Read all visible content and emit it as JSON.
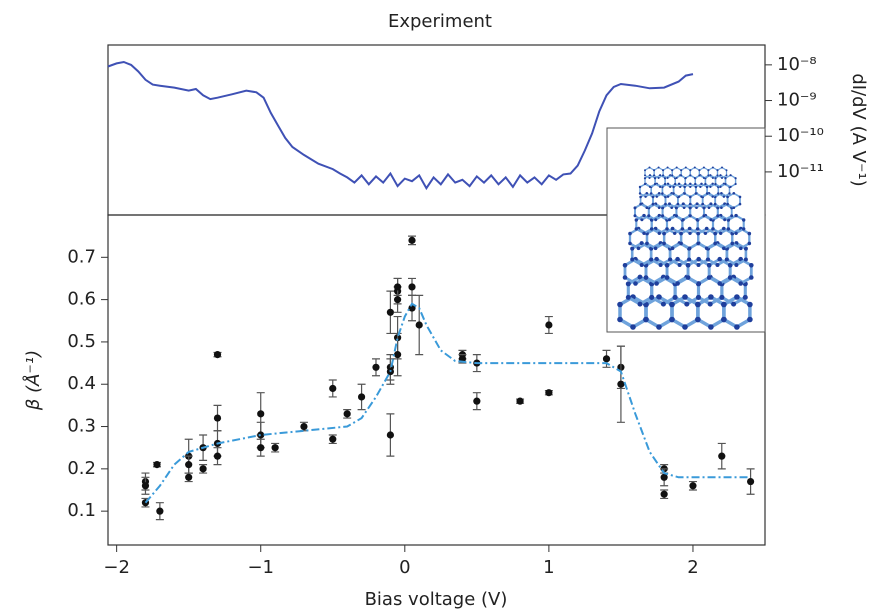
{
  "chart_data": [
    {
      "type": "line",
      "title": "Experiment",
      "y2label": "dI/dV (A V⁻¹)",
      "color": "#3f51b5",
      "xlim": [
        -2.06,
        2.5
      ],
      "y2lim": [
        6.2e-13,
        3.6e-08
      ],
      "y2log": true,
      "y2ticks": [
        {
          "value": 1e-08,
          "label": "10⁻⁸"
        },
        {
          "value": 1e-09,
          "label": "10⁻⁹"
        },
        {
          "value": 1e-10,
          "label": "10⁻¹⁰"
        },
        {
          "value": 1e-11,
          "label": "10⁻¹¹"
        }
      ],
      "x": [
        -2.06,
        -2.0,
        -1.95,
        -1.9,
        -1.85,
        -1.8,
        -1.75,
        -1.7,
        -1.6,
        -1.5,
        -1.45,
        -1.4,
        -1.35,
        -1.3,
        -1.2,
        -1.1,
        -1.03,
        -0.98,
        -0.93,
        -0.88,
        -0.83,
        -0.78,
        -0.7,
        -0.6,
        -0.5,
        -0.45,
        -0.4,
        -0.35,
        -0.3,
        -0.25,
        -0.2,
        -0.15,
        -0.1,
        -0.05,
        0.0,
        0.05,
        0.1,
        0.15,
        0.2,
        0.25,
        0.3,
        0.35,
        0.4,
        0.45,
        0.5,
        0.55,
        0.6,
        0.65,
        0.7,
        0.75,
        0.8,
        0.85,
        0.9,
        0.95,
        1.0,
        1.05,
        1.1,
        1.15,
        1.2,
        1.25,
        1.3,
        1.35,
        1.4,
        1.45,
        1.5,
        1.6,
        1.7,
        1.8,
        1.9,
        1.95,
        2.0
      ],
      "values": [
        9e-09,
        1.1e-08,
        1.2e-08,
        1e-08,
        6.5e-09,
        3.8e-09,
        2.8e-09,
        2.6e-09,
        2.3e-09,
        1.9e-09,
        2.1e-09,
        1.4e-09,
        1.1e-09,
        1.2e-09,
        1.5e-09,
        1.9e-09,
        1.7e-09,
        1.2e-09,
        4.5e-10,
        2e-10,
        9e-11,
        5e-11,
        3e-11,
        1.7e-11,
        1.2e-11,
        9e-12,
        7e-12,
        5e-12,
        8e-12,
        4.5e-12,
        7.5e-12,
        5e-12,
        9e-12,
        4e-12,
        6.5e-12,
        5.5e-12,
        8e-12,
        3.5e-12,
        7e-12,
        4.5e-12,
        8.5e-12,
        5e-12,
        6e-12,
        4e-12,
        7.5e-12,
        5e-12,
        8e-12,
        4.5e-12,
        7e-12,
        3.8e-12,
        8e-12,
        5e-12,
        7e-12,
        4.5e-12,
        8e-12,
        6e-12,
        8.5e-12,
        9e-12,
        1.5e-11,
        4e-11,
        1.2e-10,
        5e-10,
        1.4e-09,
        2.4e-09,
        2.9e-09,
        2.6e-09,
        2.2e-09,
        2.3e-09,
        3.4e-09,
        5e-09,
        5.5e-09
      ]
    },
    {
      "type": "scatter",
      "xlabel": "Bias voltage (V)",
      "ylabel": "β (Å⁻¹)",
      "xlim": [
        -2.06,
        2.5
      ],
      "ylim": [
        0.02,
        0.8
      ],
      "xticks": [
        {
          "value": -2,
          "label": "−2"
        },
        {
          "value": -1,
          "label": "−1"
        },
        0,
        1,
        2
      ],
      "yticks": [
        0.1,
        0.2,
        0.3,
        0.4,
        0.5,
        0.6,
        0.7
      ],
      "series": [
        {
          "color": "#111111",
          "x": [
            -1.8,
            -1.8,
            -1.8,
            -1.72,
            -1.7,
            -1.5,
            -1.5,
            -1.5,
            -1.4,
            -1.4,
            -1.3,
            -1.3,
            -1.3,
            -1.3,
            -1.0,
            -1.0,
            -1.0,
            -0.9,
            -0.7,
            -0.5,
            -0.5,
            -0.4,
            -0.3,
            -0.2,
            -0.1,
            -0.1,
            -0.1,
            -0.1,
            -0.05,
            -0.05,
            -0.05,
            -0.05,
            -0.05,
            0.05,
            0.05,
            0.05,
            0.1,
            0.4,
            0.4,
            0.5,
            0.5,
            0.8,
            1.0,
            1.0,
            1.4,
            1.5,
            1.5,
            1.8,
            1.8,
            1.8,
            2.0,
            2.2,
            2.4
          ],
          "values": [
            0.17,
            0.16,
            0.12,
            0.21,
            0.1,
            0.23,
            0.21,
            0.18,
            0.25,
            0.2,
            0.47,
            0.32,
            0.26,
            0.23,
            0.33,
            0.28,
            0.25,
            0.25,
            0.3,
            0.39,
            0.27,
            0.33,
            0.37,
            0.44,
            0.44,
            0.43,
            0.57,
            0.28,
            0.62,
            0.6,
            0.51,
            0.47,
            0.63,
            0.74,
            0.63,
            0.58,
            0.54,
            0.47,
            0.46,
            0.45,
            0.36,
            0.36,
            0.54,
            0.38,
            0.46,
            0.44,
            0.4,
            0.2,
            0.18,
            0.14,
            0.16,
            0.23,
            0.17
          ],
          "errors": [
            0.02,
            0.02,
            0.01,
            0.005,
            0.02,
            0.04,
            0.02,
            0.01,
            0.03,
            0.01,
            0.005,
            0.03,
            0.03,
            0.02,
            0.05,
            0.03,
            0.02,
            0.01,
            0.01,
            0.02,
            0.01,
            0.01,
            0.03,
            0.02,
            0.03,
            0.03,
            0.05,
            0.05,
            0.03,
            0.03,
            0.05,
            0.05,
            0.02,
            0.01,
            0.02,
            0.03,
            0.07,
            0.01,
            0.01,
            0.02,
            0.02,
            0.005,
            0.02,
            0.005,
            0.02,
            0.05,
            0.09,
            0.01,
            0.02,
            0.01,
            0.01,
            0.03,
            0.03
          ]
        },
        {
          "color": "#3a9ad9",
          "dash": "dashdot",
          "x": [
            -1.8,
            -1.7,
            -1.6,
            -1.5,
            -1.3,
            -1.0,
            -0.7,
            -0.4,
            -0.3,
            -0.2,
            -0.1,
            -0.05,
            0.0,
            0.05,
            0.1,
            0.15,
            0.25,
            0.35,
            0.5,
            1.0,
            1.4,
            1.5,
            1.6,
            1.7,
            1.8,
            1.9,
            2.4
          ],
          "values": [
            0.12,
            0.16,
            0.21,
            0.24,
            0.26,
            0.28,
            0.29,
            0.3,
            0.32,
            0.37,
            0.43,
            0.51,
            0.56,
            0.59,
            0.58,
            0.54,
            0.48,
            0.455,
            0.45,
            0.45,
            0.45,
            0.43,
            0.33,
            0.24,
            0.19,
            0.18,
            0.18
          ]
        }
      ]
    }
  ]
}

Your task: Each line in the records above should be reproduced exactly; images are not copied.

Written reply:
Read all visible content and emit it as JSON.
{
  "chart_data": [
    {
      "type": "line",
      "title": "Experiment",
      "y2label": "dI/dV (A V⁻¹)",
      "color": "#3f51b5",
      "xlim": [
        -2.06,
        2.5
      ],
      "y2lim": [
        6.2e-13,
        3.6e-08
      ],
      "y2log": true,
      "y2ticks": [
        {
          "value": 1e-08,
          "label": "10⁻⁸"
        },
        {
          "value": 1e-09,
          "label": "10⁻⁹"
        },
        {
          "value": 1e-10,
          "label": "10⁻¹⁰"
        },
        {
          "value": 1e-11,
          "label": "10⁻¹¹"
        }
      ],
      "x": [
        -2.06,
        -2.0,
        -1.95,
        -1.9,
        -1.85,
        -1.8,
        -1.75,
        -1.7,
        -1.6,
        -1.5,
        -1.45,
        -1.4,
        -1.35,
        -1.3,
        -1.2,
        -1.1,
        -1.03,
        -0.98,
        -0.93,
        -0.88,
        -0.83,
        -0.78,
        -0.7,
        -0.6,
        -0.5,
        -0.45,
        -0.4,
        -0.35,
        -0.3,
        -0.25,
        -0.2,
        -0.15,
        -0.1,
        -0.05,
        0.0,
        0.05,
        0.1,
        0.15,
        0.2,
        0.25,
        0.3,
        0.35,
        0.4,
        0.45,
        0.5,
        0.55,
        0.6,
        0.65,
        0.7,
        0.75,
        0.8,
        0.85,
        0.9,
        0.95,
        1.0,
        1.05,
        1.1,
        1.15,
        1.2,
        1.25,
        1.3,
        1.35,
        1.4,
        1.45,
        1.5,
        1.6,
        1.7,
        1.8,
        1.9,
        1.95,
        2.0
      ],
      "values": [
        9e-09,
        1.1e-08,
        1.2e-08,
        1e-08,
        6.5e-09,
        3.8e-09,
        2.8e-09,
        2.6e-09,
        2.3e-09,
        1.9e-09,
        2.1e-09,
        1.4e-09,
        1.1e-09,
        1.2e-09,
        1.5e-09,
        1.9e-09,
        1.7e-09,
        1.2e-09,
        4.5e-10,
        2e-10,
        9e-11,
        5e-11,
        3e-11,
        1.7e-11,
        1.2e-11,
        9e-12,
        7e-12,
        5e-12,
        8e-12,
        4.5e-12,
        7.5e-12,
        5e-12,
        9e-12,
        4e-12,
        6.5e-12,
        5.5e-12,
        8e-12,
        3.5e-12,
        7e-12,
        4.5e-12,
        8.5e-12,
        5e-12,
        6e-12,
        4e-12,
        7.5e-12,
        5e-12,
        8e-12,
        4.5e-12,
        7e-12,
        3.8e-12,
        8e-12,
        5e-12,
        7e-12,
        4.5e-12,
        8e-12,
        6e-12,
        8.5e-12,
        9e-12,
        1.5e-11,
        4e-11,
        1.2e-10,
        5e-10,
        1.4e-09,
        2.4e-09,
        2.9e-09,
        2.6e-09,
        2.2e-09,
        2.3e-09,
        3.4e-09,
        5e-09,
        5.5e-09
      ]
    },
    {
      "type": "scatter",
      "xlabel": "Bias voltage (V)",
      "ylabel": "β (Å⁻¹)",
      "xlim": [
        -2.06,
        2.5
      ],
      "ylim": [
        0.02,
        0.8
      ],
      "xticks": [
        {
          "value": -2,
          "label": "−2"
        },
        {
          "value": -1,
          "label": "−1"
        },
        0,
        1,
        2
      ],
      "yticks": [
        0.1,
        0.2,
        0.3,
        0.4,
        0.5,
        0.6,
        0.7
      ],
      "series": [
        {
          "color": "#111111",
          "x": [
            -1.8,
            -1.8,
            -1.8,
            -1.72,
            -1.7,
            -1.5,
            -1.5,
            -1.5,
            -1.4,
            -1.4,
            -1.3,
            -1.3,
            -1.3,
            -1.3,
            -1.0,
            -1.0,
            -1.0,
            -0.9,
            -0.7,
            -0.5,
            -0.5,
            -0.4,
            -0.3,
            -0.2,
            -0.1,
            -0.1,
            -0.1,
            -0.1,
            -0.05,
            -0.05,
            -0.05,
            -0.05,
            -0.05,
            0.05,
            0.05,
            0.05,
            0.1,
            0.4,
            0.4,
            0.5,
            0.5,
            0.8,
            1.0,
            1.0,
            1.4,
            1.5,
            1.5,
            1.8,
            1.8,
            1.8,
            2.0,
            2.2,
            2.4
          ],
          "values": [
            0.17,
            0.16,
            0.12,
            0.21,
            0.1,
            0.23,
            0.21,
            0.18,
            0.25,
            0.2,
            0.47,
            0.32,
            0.26,
            0.23,
            0.33,
            0.28,
            0.25,
            0.25,
            0.3,
            0.39,
            0.27,
            0.33,
            0.37,
            0.44,
            0.44,
            0.43,
            0.57,
            0.28,
            0.62,
            0.6,
            0.51,
            0.47,
            0.63,
            0.74,
            0.63,
            0.58,
            0.54,
            0.47,
            0.46,
            0.45,
            0.36,
            0.36,
            0.54,
            0.38,
            0.46,
            0.44,
            0.4,
            0.2,
            0.18,
            0.14,
            0.16,
            0.23,
            0.17
          ],
          "errors": [
            0.02,
            0.02,
            0.01,
            0.005,
            0.02,
            0.04,
            0.02,
            0.01,
            0.03,
            0.01,
            0.005,
            0.03,
            0.03,
            0.02,
            0.05,
            0.03,
            0.02,
            0.01,
            0.01,
            0.02,
            0.01,
            0.01,
            0.03,
            0.02,
            0.03,
            0.03,
            0.05,
            0.05,
            0.03,
            0.03,
            0.05,
            0.05,
            0.02,
            0.01,
            0.02,
            0.03,
            0.07,
            0.01,
            0.01,
            0.02,
            0.02,
            0.005,
            0.02,
            0.005,
            0.02,
            0.05,
            0.09,
            0.01,
            0.02,
            0.01,
            0.01,
            0.03,
            0.03
          ]
        },
        {
          "color": "#3a9ad9",
          "dash": "dashdot",
          "x": [
            -1.8,
            -1.7,
            -1.6,
            -1.5,
            -1.3,
            -1.0,
            -0.7,
            -0.4,
            -0.3,
            -0.2,
            -0.1,
            -0.05,
            0.0,
            0.05,
            0.1,
            0.15,
            0.25,
            0.35,
            0.5,
            1.0,
            1.4,
            1.5,
            1.6,
            1.7,
            1.8,
            1.9,
            2.4
          ],
          "values": [
            0.12,
            0.16,
            0.21,
            0.24,
            0.26,
            0.28,
            0.29,
            0.3,
            0.32,
            0.37,
            0.43,
            0.51,
            0.56,
            0.59,
            0.58,
            0.54,
            0.48,
            0.455,
            0.45,
            0.45,
            0.45,
            0.43,
            0.33,
            0.24,
            0.19,
            0.18,
            0.18
          ]
        }
      ]
    }
  ]
}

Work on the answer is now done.